Aim:
Restate the listing below word for word, omitting any images.

Collection entries:
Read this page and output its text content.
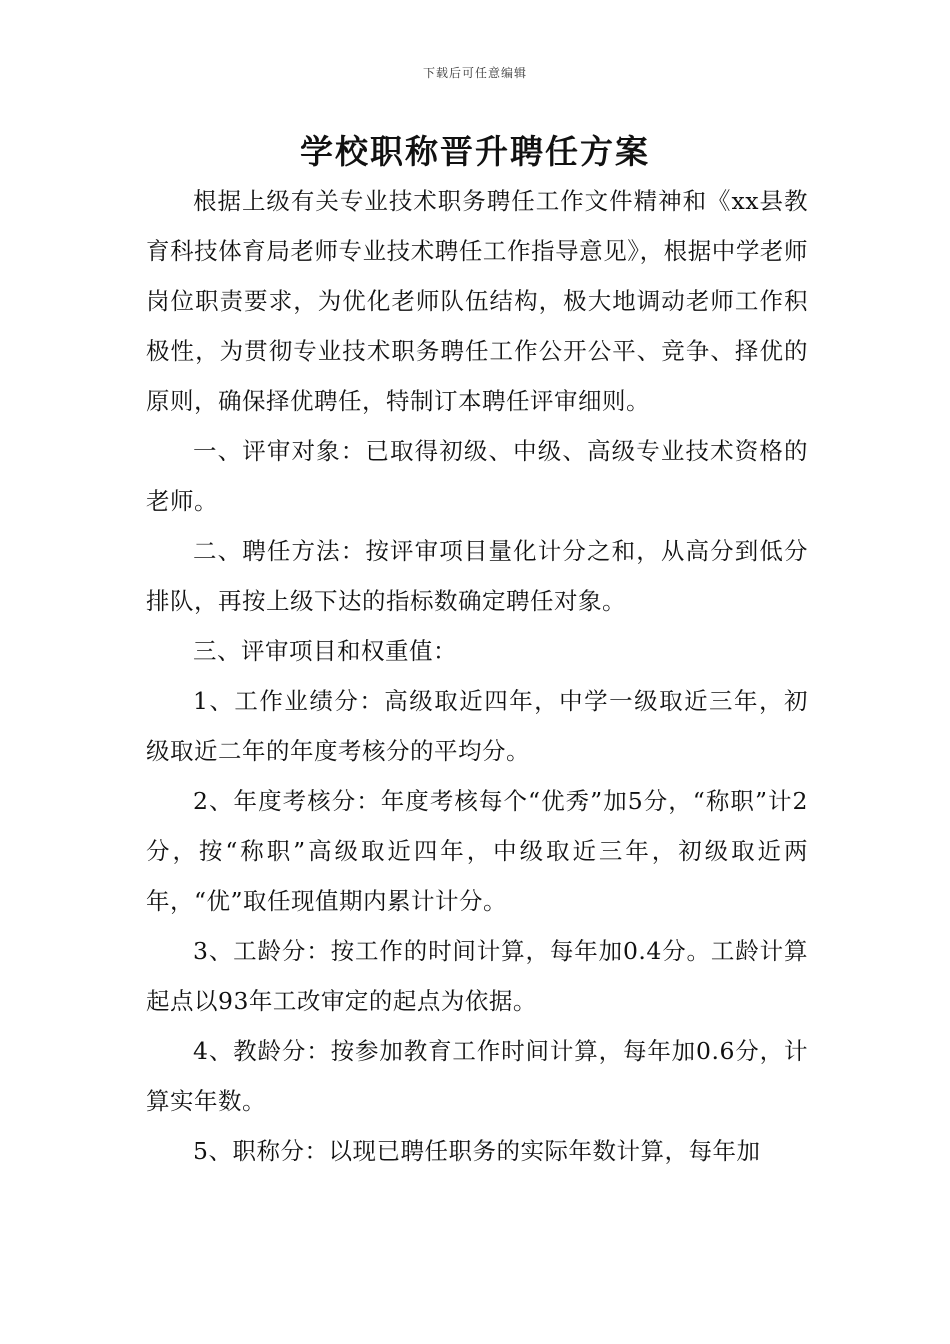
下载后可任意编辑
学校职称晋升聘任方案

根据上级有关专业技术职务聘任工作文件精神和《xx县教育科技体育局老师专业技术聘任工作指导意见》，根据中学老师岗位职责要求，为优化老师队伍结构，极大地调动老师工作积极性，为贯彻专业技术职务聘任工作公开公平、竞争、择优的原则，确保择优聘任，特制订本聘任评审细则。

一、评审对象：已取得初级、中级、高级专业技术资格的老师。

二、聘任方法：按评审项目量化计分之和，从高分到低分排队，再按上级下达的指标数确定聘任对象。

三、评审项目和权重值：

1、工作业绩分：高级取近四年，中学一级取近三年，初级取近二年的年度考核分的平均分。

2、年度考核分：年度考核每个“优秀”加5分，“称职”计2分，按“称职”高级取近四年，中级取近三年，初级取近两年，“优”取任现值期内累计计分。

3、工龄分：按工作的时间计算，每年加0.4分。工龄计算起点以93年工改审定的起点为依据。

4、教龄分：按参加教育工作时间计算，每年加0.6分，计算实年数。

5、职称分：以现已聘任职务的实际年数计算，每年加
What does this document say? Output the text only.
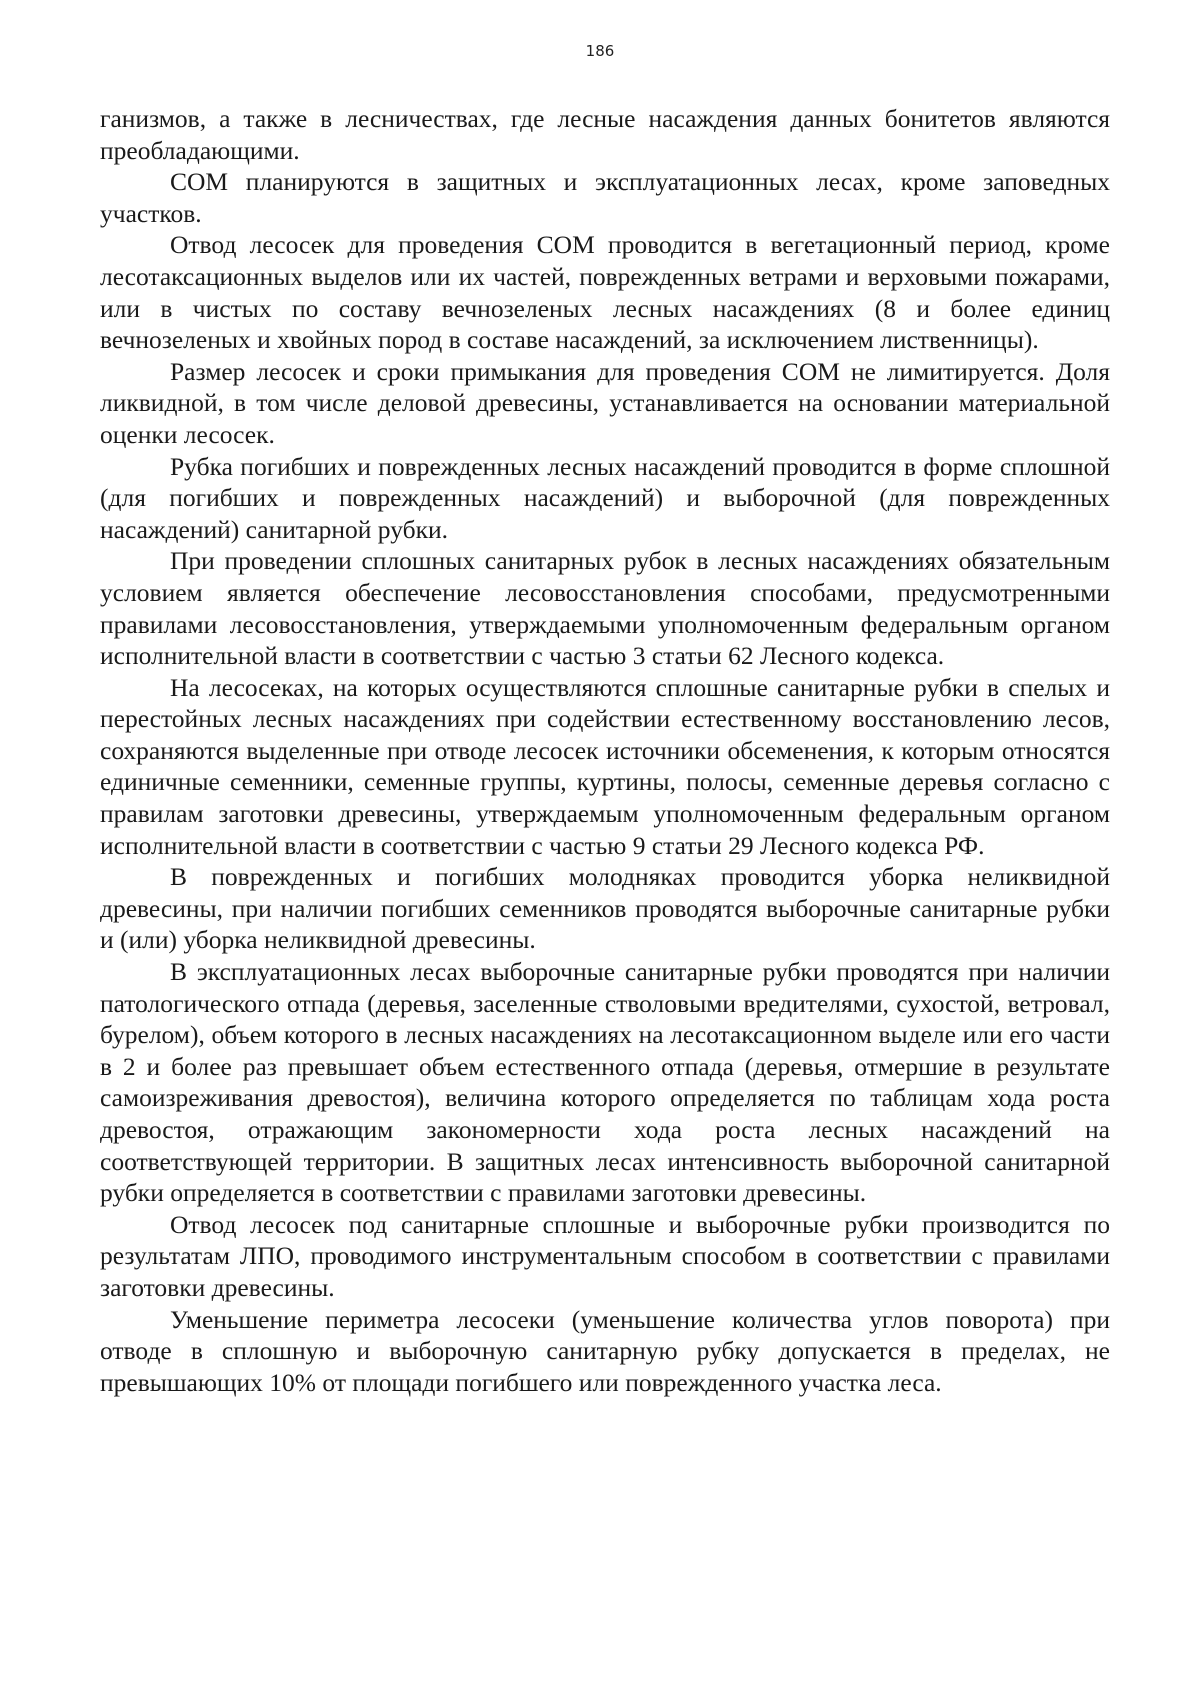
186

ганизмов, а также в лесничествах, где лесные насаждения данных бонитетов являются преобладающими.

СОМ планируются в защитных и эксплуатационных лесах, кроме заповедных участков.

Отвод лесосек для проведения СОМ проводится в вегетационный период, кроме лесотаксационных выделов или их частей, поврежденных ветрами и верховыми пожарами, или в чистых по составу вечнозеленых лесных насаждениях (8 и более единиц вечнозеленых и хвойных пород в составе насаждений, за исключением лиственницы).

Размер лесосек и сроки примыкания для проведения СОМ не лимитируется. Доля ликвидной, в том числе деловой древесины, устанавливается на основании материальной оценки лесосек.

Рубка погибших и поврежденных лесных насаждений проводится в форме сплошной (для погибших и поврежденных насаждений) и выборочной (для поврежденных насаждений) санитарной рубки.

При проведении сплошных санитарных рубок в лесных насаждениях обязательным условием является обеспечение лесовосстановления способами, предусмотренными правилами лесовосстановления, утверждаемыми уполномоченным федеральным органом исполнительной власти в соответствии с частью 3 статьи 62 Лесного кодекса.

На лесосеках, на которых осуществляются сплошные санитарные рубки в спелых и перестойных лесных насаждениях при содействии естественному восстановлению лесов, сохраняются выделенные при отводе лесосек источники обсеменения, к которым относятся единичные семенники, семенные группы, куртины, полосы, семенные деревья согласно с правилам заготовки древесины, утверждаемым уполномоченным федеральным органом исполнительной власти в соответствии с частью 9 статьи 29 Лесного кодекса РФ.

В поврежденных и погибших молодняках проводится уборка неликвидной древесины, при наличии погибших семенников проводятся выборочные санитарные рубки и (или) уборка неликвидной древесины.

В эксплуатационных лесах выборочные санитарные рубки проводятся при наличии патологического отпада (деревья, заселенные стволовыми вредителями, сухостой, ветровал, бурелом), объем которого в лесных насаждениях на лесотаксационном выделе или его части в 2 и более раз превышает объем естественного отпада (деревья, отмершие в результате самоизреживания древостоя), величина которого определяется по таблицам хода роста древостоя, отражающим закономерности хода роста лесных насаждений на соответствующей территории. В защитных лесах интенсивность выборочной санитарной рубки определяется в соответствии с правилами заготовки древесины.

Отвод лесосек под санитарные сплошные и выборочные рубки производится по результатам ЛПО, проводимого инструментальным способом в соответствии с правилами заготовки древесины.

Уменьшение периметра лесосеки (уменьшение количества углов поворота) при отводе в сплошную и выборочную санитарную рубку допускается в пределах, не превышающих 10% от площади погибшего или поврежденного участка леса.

Finished answer:
Read this page and output its text content.
下载后可任意编辑
学校职称晋升聘任方案

根据上级有关专业技术职务聘任工作文件精神和《xx县教育科技体育局老师专业技术聘任工作指导意见》，根据中学老师岗位职责要求，为优化老师队伍结构，极大地调动老师工作积极性，为贯彻专业技术职务聘任工作公开公平、竞争、择优的原则，确保择优聘任，特制订本聘任评审细则。

一、评审对象：已取得初级、中级、高级专业技术资格的老师。

二、聘任方法：按评审项目量化计分之和，从高分到低分排队，再按上级下达的指标数确定聘任对象。

三、评审项目和权重值：

1、工作业绩分：高级取近四年，中学一级取近三年，初级取近二年的年度考核分的平均分。

2、年度考核分：年度考核每个“优秀”加5分，“称职”计2分，按“称职”高级取近四年，中级取近三年，初级取近两年，“优”取任现值期内累计计分。

3、工龄分：按工作的时间计算，每年加0.4分。工龄计算起点以93年工改审定的起点为依据。

4、教龄分：按参加教育工作时间计算，每年加0.6分，计算实年数。

5、职称分：以现已聘任职务的实际年数计算，每年加
What does this document say? Output the text only.
186

ганизмов, а также в лесничествах, где лесные насаждения данных бонитетов являются преобладающими.

СОМ планируются в защитных и эксплуатационных лесах, кроме заповедных участков.

Отвод лесосек для проведения СОМ проводится в вегетационный период, кроме лесотаксационных выделов или их частей, поврежденных ветрами и верховыми пожарами, или в чистых по составу вечнозеленых лесных насаждениях (8 и более единиц вечнозеленых и хвойных пород в составе насаждений, за исключением лиственницы).

Размер лесосек и сроки примыкания для проведения СОМ не лимитируется. Доля ликвидной, в том числе деловой древесины, устанавливается на основании материальной оценки лесосек.

Рубка погибших и поврежденных лесных насаждений проводится в форме сплошной (для погибших и поврежденных насаждений) и выборочной (для поврежденных насаждений) санитарной рубки.

При проведении сплошных санитарных рубок в лесных насаждениях обязательным условием является обеспечение лесовосстановления способами, предусмотренными правилами лесовосстановления, утверждаемыми уполномоченным федеральным органом исполнительной власти в соответствии с частью 3 статьи 62 Лесного кодекса.

На лесосеках, на которых осуществляются сплошные санитарные рубки в спелых и перестойных лесных насаждениях при содействии естественному восстановлению лесов, сохраняются выделенные при отводе лесосек источники обсеменения, к которым относятся единичные семенники, семенные группы, куртины, полосы, семенные деревья согласно с правилам заготовки древесины, утверждаемым уполномоченным федеральным органом исполнительной власти в соответствии с частью 9 статьи 29 Лесного кодекса РФ.

В поврежденных и погибших молодняках проводится уборка неликвидной древесины, при наличии погибших семенников проводятся выборочные санитарные рубки и (или) уборка неликвидной древесины.

В эксплуатационных лесах выборочные санитарные рубки проводятся при наличии патологического отпада (деревья, заселенные стволовыми вредителями, сухостой, ветровал, бурелом), объем которого в лесных насаждениях на лесотаксационном выделе или его части в 2 и более раз превышает объем естественного отпада (деревья, отмершие в результате самоизреживания древостоя), величина которого определяется по таблицам хода роста древостоя, отражающим закономерности хода роста лесных насаждений на соответствующей территории. В защитных лесах интенсивность выборочной санитарной рубки определяется в соответствии с правилами заготовки древесины.

Отвод лесосек под санитарные сплошные и выборочные рубки производится по результатам ЛПО, проводимого инструментальным способом в соответствии с правилами заготовки древесины.

Уменьшение периметра лесосеки (уменьшение количества углов поворота) при отводе в сплошную и выборочную санитарную рубку допускается в пределах, не превышающих 10% от площади погибшего или поврежденного участка леса.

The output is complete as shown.